▸ **GIVEN REQUEST**
Identify the lines that contain the string "this" and report only how many there are.

* BEGIN *

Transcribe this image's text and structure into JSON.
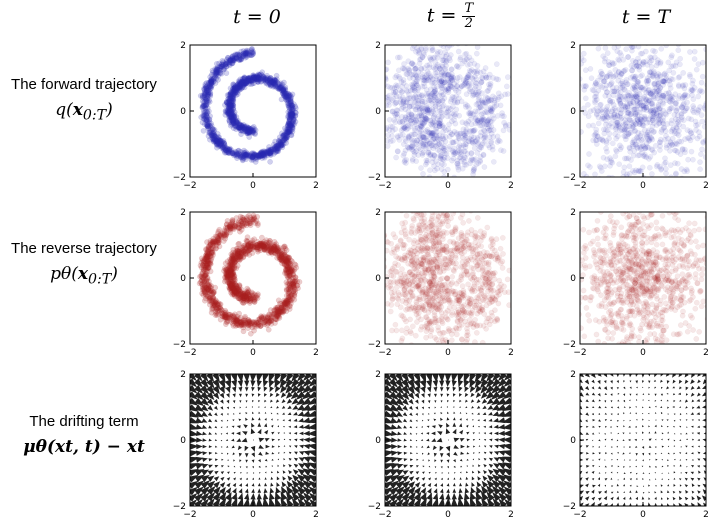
{
  "columns": [
    {
      "prefix": "t = ",
      "value": "0"
    },
    {
      "prefix": "t = ",
      "frac_num": "T",
      "frac_den": "2"
    },
    {
      "prefix": "t = ",
      "value": "T"
    }
  ],
  "rows": [
    {
      "title": "The forward trajectory",
      "math": "q(x0:T)",
      "math_main": "q(",
      "math_bold": "x",
      "math_sub": "0:T",
      "math_end": ")"
    },
    {
      "title": "The reverse trajectory",
      "math": "pθ(x0:T)",
      "math_main": "pθ(",
      "math_bold": "x",
      "math_sub": "0:T",
      "math_end": ")"
    },
    {
      "title": "The drifting term",
      "math": "μθ(xt, t) − xt",
      "math_main": "μθ(xt, t) − xt"
    }
  ],
  "axis_ticks": {
    "x": [
      "−2",
      "0",
      "2"
    ],
    "y": [
      "−2",
      "0",
      "2"
    ]
  },
  "colors": {
    "forward": "#2b2bb0",
    "reverse": "#a82222",
    "drift": "#222222"
  },
  "chart_data": [
    {
      "type": "scatter",
      "panel": "forward-t0",
      "series": "blue",
      "pattern": "swiss-roll",
      "noise": 0.05,
      "xlim": [
        -2,
        2
      ],
      "ylim": [
        -2,
        2
      ]
    },
    {
      "type": "scatter",
      "panel": "forward-tT2",
      "series": "blue",
      "pattern": "swiss-roll",
      "noise": 0.32,
      "xlim": [
        -2,
        2
      ],
      "ylim": [
        -2,
        2
      ]
    },
    {
      "type": "scatter",
      "panel": "forward-tT",
      "series": "blue",
      "pattern": "gaussian",
      "xlim": [
        -2,
        2
      ],
      "ylim": [
        -2,
        2
      ]
    },
    {
      "type": "scatter",
      "panel": "reverse-t0",
      "series": "red",
      "pattern": "swiss-roll",
      "noise": 0.07,
      "xlim": [
        -2,
        2
      ],
      "ylim": [
        -2,
        2
      ]
    },
    {
      "type": "scatter",
      "panel": "reverse-tT2",
      "series": "red",
      "pattern": "swiss-roll",
      "noise": 0.35,
      "xlim": [
        -2,
        2
      ],
      "ylim": [
        -2,
        2
      ]
    },
    {
      "type": "scatter",
      "panel": "reverse-tT",
      "series": "red",
      "pattern": "gaussian",
      "xlim": [
        -2,
        2
      ],
      "ylim": [
        -2,
        2
      ]
    },
    {
      "type": "quiver",
      "panel": "drift-t0",
      "strength": 1.0,
      "xlim": [
        -2,
        2
      ],
      "ylim": [
        -2,
        2
      ]
    },
    {
      "type": "quiver",
      "panel": "drift-tT2",
      "strength": 1.0,
      "xlim": [
        -2,
        2
      ],
      "ylim": [
        -2,
        2
      ]
    },
    {
      "type": "quiver",
      "panel": "drift-tT",
      "strength": 0.25,
      "xlim": [
        -2,
        2
      ],
      "ylim": [
        -2,
        2
      ]
    }
  ]
}
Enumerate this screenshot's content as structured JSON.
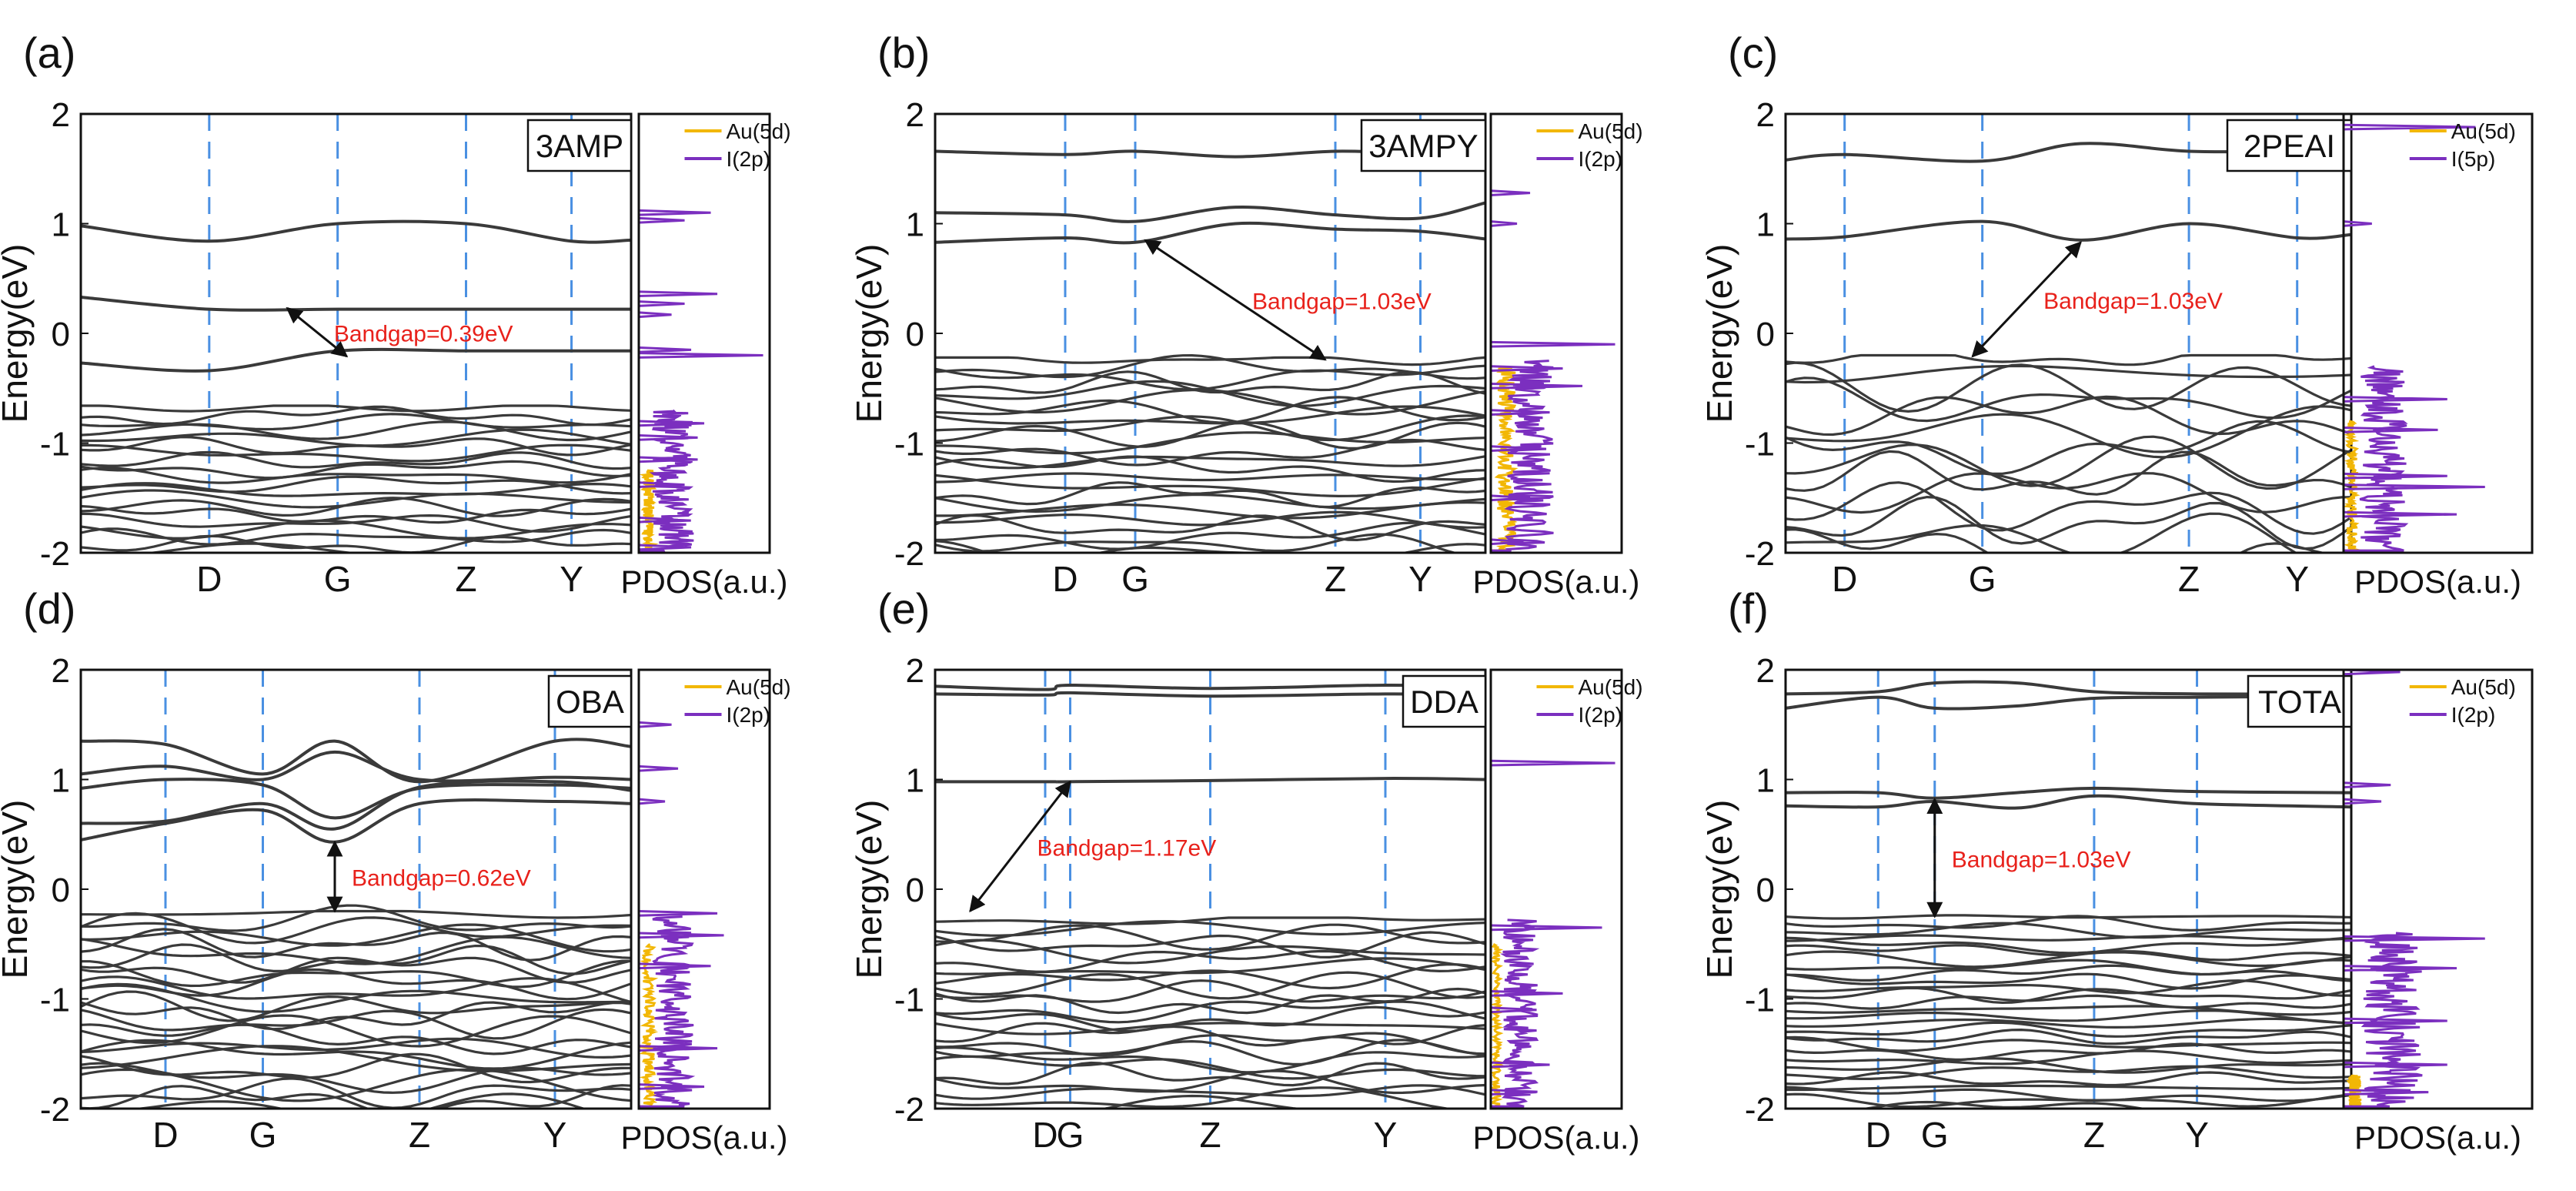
{
  "figure": {
    "colors": {
      "band": "#3a3a3a",
      "kpath": "#4a90e2",
      "au5d": "#f2b705",
      "ip": "#7b2fbf",
      "gap": "#e8211b"
    },
    "common": {
      "ylabel": "Energy(eV)",
      "pdos_label": "PDOS(a.u.)",
      "ylim": [
        -2,
        2
      ],
      "yticks": [
        "-2",
        "-1",
        "0",
        "1",
        "2"
      ],
      "kpoints": [
        "D",
        "G",
        "Z",
        "Y"
      ]
    }
  },
  "chart_data": [
    {
      "type": "line",
      "panel": "(a)",
      "material": "3AMP",
      "title": "",
      "xlabel": "",
      "ylabel": "Energy(eV)",
      "ylim": [
        -2,
        2
      ],
      "kpoint_labels": [
        "D",
        "G",
        "Z",
        "Y"
      ],
      "kpoint_positions": [
        0.28,
        0.56,
        0.84,
        1.07
      ],
      "gap_annotation": "Bandgap=0.39eV",
      "gap_arrow": {
        "x1": 0.45,
        "y1": 0.23,
        "x2": 0.58,
        "y2": -0.21
      },
      "conduction_bands": [
        {
          "x": [
            0,
            0.28,
            0.56,
            0.84,
            1.07,
            1.2
          ],
          "y": [
            0.98,
            0.84,
            1.0,
            1.0,
            0.84,
            0.85
          ]
        },
        {
          "x": [
            0,
            0.28,
            0.56,
            0.84,
            1.07,
            1.2
          ],
          "y": [
            0.33,
            0.22,
            0.22,
            0.22,
            0.22,
            0.22
          ]
        },
        {
          "x": [
            0,
            0.28,
            0.56,
            0.84,
            1.07,
            1.2
          ],
          "y": [
            -0.27,
            -0.34,
            -0.16,
            -0.16,
            -0.16,
            -0.16
          ]
        }
      ],
      "valence": {
        "top": -0.68,
        "bottom": -2.0,
        "count": 20,
        "amp": 0.07
      },
      "pdos": {
        "legend": [
          "Au(5d)",
          "I(2p)"
        ],
        "i_peaks": [
          [
            1.1,
            0.55
          ],
          [
            1.03,
            0.35
          ],
          [
            0.36,
            0.6
          ],
          [
            0.27,
            0.35
          ],
          [
            0.17,
            0.25
          ],
          [
            -0.15,
            0.4
          ],
          [
            -0.2,
            0.95
          ],
          [
            -0.82,
            0.5
          ],
          [
            -0.95,
            0.45
          ],
          [
            -1.15,
            0.45
          ],
          [
            -1.38,
            0.35
          ],
          [
            -1.7,
            0.3
          ],
          [
            -1.95,
            0.4
          ]
        ],
        "i_band": [
          -1.98,
          -0.7,
          0.35
        ],
        "au_band": [
          -1.98,
          -1.25,
          0.1
        ]
      }
    },
    {
      "type": "line",
      "panel": "(b)",
      "material": "3AMPY",
      "title": "",
      "xlabel": "",
      "ylabel": "Energy(eV)",
      "ylim": [
        -2,
        2
      ],
      "kpoint_labels": [
        "D",
        "G",
        "Z",
        "Y"
      ],
      "kpoint_positions": [
        0.26,
        0.4,
        0.8,
        0.97
      ],
      "gap_annotation": "Bandgap=1.03eV",
      "gap_arrow": {
        "x1": 0.42,
        "y1": 0.85,
        "x2": 0.78,
        "y2": -0.24
      },
      "conduction_bands": [
        {
          "x": [
            0,
            0.26,
            0.4,
            0.6,
            0.8,
            0.97,
            1.1
          ],
          "y": [
            1.66,
            1.63,
            1.66,
            1.61,
            1.66,
            1.64,
            1.65
          ]
        },
        {
          "x": [
            0,
            0.26,
            0.4,
            0.6,
            0.8,
            0.97,
            1.1
          ],
          "y": [
            1.1,
            1.08,
            1.02,
            1.15,
            1.08,
            1.05,
            1.19
          ]
        },
        {
          "x": [
            0,
            0.26,
            0.4,
            0.6,
            0.8,
            0.97,
            1.1
          ],
          "y": [
            0.83,
            0.87,
            0.83,
            1.0,
            0.95,
            0.93,
            0.86
          ]
        }
      ],
      "valence": {
        "top": -0.24,
        "bottom": -2.0,
        "count": 24,
        "amp": 0.1
      },
      "pdos": {
        "legend": [
          "Au(5d)",
          "I(2p)"
        ],
        "i_peaks": [
          [
            1.28,
            0.3
          ],
          [
            1.0,
            0.2
          ],
          [
            -0.1,
            0.95
          ],
          [
            -0.32,
            0.55
          ],
          [
            -0.48,
            0.7
          ],
          [
            -0.72,
            0.45
          ],
          [
            -1.05,
            0.35
          ],
          [
            -1.5,
            0.3
          ],
          [
            -1.9,
            0.25
          ]
        ],
        "i_band": [
          -1.98,
          -0.25,
          0.4
        ],
        "au_band": [
          -1.98,
          -0.3,
          0.16
        ]
      }
    },
    {
      "type": "line",
      "panel": "(c)",
      "material": "2PEAI",
      "title": "",
      "xlabel": "",
      "ylabel": "Energy(eV)",
      "ylim": [
        -2,
        2
      ],
      "kpoint_labels": [
        "D",
        "G",
        "Z",
        "Y"
      ],
      "kpoint_positions": [
        0.12,
        0.4,
        0.82,
        1.04
      ],
      "gap_annotation": "Bandgap=1.03eV",
      "gap_arrow": {
        "x1": 0.6,
        "y1": 0.83,
        "x2": 0.38,
        "y2": -0.21
      },
      "conduction_bands": [
        {
          "x": [
            0,
            0.12,
            0.4,
            0.6,
            0.82,
            1.04,
            1.15
          ],
          "y": [
            1.58,
            1.63,
            1.57,
            1.73,
            1.66,
            1.66,
            1.65
          ]
        },
        {
          "x": [
            0,
            0.12,
            0.4,
            0.6,
            0.82,
            1.04,
            1.15
          ],
          "y": [
            0.86,
            0.88,
            1.02,
            0.85,
            1.0,
            0.87,
            0.9
          ]
        }
      ],
      "valence": {
        "top": -0.22,
        "bottom": -2.0,
        "count": 14,
        "amp": 0.2
      },
      "pdos": {
        "legend": [
          "Au(5d)",
          "I(5p)"
        ],
        "i_peaks": [
          [
            1.88,
            0.7
          ],
          [
            1.0,
            0.15
          ],
          [
            -0.6,
            0.55
          ],
          [
            -0.88,
            0.5
          ],
          [
            -1.3,
            0.55
          ],
          [
            -1.4,
            0.75
          ],
          [
            -1.65,
            0.6
          ]
        ],
        "i_band": [
          -1.98,
          -0.3,
          0.28
        ],
        "au_band": [
          -1.98,
          -0.8,
          0.06
        ]
      }
    },
    {
      "type": "line",
      "panel": "(d)",
      "material": "OBA",
      "title": "",
      "xlabel": "",
      "ylabel": "Energy(eV)",
      "ylim": [
        -2,
        2
      ],
      "kpoint_labels": [
        "D",
        "G",
        "Z",
        "Y"
      ],
      "kpoint_positions": [
        0.2,
        0.43,
        0.8,
        1.12
      ],
      "gap_annotation": "Bandgap=0.62eV",
      "gap_arrow": {
        "x1": 0.6,
        "y1": 0.43,
        "x2": 0.6,
        "y2": -0.2
      },
      "conduction_bands": [
        {
          "x": [
            0,
            0.2,
            0.43,
            0.6,
            0.8,
            1.12,
            1.3
          ],
          "y": [
            1.35,
            1.32,
            1.05,
            1.35,
            0.98,
            1.35,
            1.3
          ]
        },
        {
          "x": [
            0,
            0.2,
            0.43,
            0.6,
            0.8,
            1.12,
            1.3
          ],
          "y": [
            1.05,
            1.12,
            1.0,
            1.25,
            1.0,
            1.02,
            1.0
          ]
        },
        {
          "x": [
            0,
            0.2,
            0.43,
            0.6,
            0.8,
            1.12,
            1.3
          ],
          "y": [
            0.92,
            1.0,
            0.95,
            0.65,
            0.92,
            0.95,
            0.92
          ]
        },
        {
          "x": [
            0,
            0.2,
            0.43,
            0.6,
            0.8,
            1.12,
            1.3
          ],
          "y": [
            0.6,
            0.62,
            0.78,
            0.55,
            0.93,
            0.98,
            0.9
          ]
        },
        {
          "x": [
            0,
            0.2,
            0.43,
            0.6,
            0.8,
            1.12,
            1.3
          ],
          "y": [
            0.45,
            0.6,
            0.72,
            0.43,
            0.78,
            0.8,
            0.78
          ]
        }
      ],
      "valence": {
        "top": -0.22,
        "bottom": -2.0,
        "count": 26,
        "amp": 0.12
      },
      "pdos": {
        "legend": [
          "Au(5d)",
          "I(2p)"
        ],
        "i_peaks": [
          [
            1.5,
            0.25
          ],
          [
            1.1,
            0.3
          ],
          [
            0.8,
            0.2
          ],
          [
            -0.22,
            0.6
          ],
          [
            -0.42,
            0.65
          ],
          [
            -0.7,
            0.55
          ],
          [
            -1.45,
            0.6
          ],
          [
            -1.8,
            0.5
          ]
        ],
        "i_band": [
          -1.98,
          -0.25,
          0.35
        ],
        "au_band": [
          -1.98,
          -0.5,
          0.1
        ]
      }
    },
    {
      "type": "line",
      "panel": "(e)",
      "material": "DDA",
      "title": "",
      "xlabel": "",
      "ylabel": "Energy(eV)",
      "ylim": [
        -2,
        2
      ],
      "kpoint_labels": [
        "D",
        "G",
        "Z",
        "Y"
      ],
      "kpoint_positions": [
        0.22,
        0.27,
        0.55,
        0.9
      ],
      "gap_annotation": "Bandgap=1.17eV",
      "gap_arrow": {
        "x1": 0.27,
        "y1": 0.98,
        "x2": 0.07,
        "y2": -0.2
      },
      "conduction_bands": [
        {
          "x": [
            0,
            0.22,
            0.27,
            0.55,
            0.9,
            1.1
          ],
          "y": [
            1.85,
            1.82,
            1.86,
            1.83,
            1.86,
            1.84
          ]
        },
        {
          "x": [
            0,
            0.22,
            0.27,
            0.55,
            0.9,
            1.1
          ],
          "y": [
            1.78,
            1.77,
            1.79,
            1.76,
            1.78,
            1.77
          ]
        },
        {
          "x": [
            0,
            0.22,
            0.27,
            0.55,
            0.9,
            1.1
          ],
          "y": [
            0.98,
            0.98,
            0.98,
            0.99,
            1.01,
            1.0
          ]
        }
      ],
      "valence": {
        "top": -0.28,
        "bottom": -2.0,
        "count": 24,
        "amp": 0.1
      },
      "pdos": {
        "legend": [
          "Au(5d)",
          "I(2p)"
        ],
        "i_peaks": [
          [
            1.15,
            0.95
          ],
          [
            -0.35,
            0.85
          ],
          [
            -0.95,
            0.55
          ],
          [
            -1.1,
            0.35
          ],
          [
            -1.6,
            0.45
          ],
          [
            -1.85,
            0.35
          ]
        ],
        "i_band": [
          -1.98,
          -0.28,
          0.3
        ],
        "au_band": [
          -1.98,
          -0.5,
          0.06
        ]
      }
    },
    {
      "type": "line",
      "panel": "(f)",
      "material": "TOTA",
      "title": "",
      "xlabel": "",
      "ylabel": "Energy(eV)",
      "ylim": [
        -2,
        2
      ],
      "kpoint_labels": [
        "D",
        "G",
        "Z",
        "Y"
      ],
      "kpoint_positions": [
        0.18,
        0.29,
        0.6,
        0.8
      ],
      "gap_annotation": "Bandgap=1.03eV",
      "gap_arrow": {
        "x1": 0.29,
        "y1": 0.82,
        "x2": 0.29,
        "y2": -0.25
      },
      "conduction_bands": [
        {
          "x": [
            0,
            0.18,
            0.29,
            0.45,
            0.6,
            0.8,
            1.1
          ],
          "y": [
            1.78,
            1.8,
            1.88,
            1.88,
            1.8,
            1.78,
            1.78
          ]
        },
        {
          "x": [
            0,
            0.18,
            0.29,
            0.45,
            0.6,
            0.8,
            1.1
          ],
          "y": [
            1.65,
            1.75,
            1.65,
            1.67,
            1.74,
            1.75,
            1.76
          ]
        },
        {
          "x": [
            0,
            0.18,
            0.29,
            0.45,
            0.6,
            0.8,
            1.1
          ],
          "y": [
            0.88,
            0.88,
            0.83,
            0.88,
            0.92,
            0.89,
            0.88
          ]
        },
        {
          "x": [
            0,
            0.18,
            0.29,
            0.45,
            0.6,
            0.8,
            1.1
          ],
          "y": [
            0.76,
            0.75,
            0.8,
            0.74,
            0.85,
            0.78,
            0.75
          ]
        }
      ],
      "valence": {
        "top": -0.25,
        "bottom": -2.0,
        "count": 28,
        "amp": 0.06
      },
      "pdos": {
        "legend": [
          "Au(5d)",
          "I(2p)"
        ],
        "i_peaks": [
          [
            1.98,
            0.3
          ],
          [
            0.95,
            0.25
          ],
          [
            0.8,
            0.2
          ],
          [
            -0.45,
            0.75
          ],
          [
            -0.72,
            0.6
          ],
          [
            -1.2,
            0.55
          ],
          [
            -1.6,
            0.55
          ],
          [
            -1.85,
            0.45
          ]
        ],
        "i_band": [
          -1.98,
          -0.4,
          0.35
        ],
        "au_band": [
          -1.98,
          -1.7,
          0.08
        ]
      }
    }
  ]
}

* END *

▸ **FULL ANSWER**
2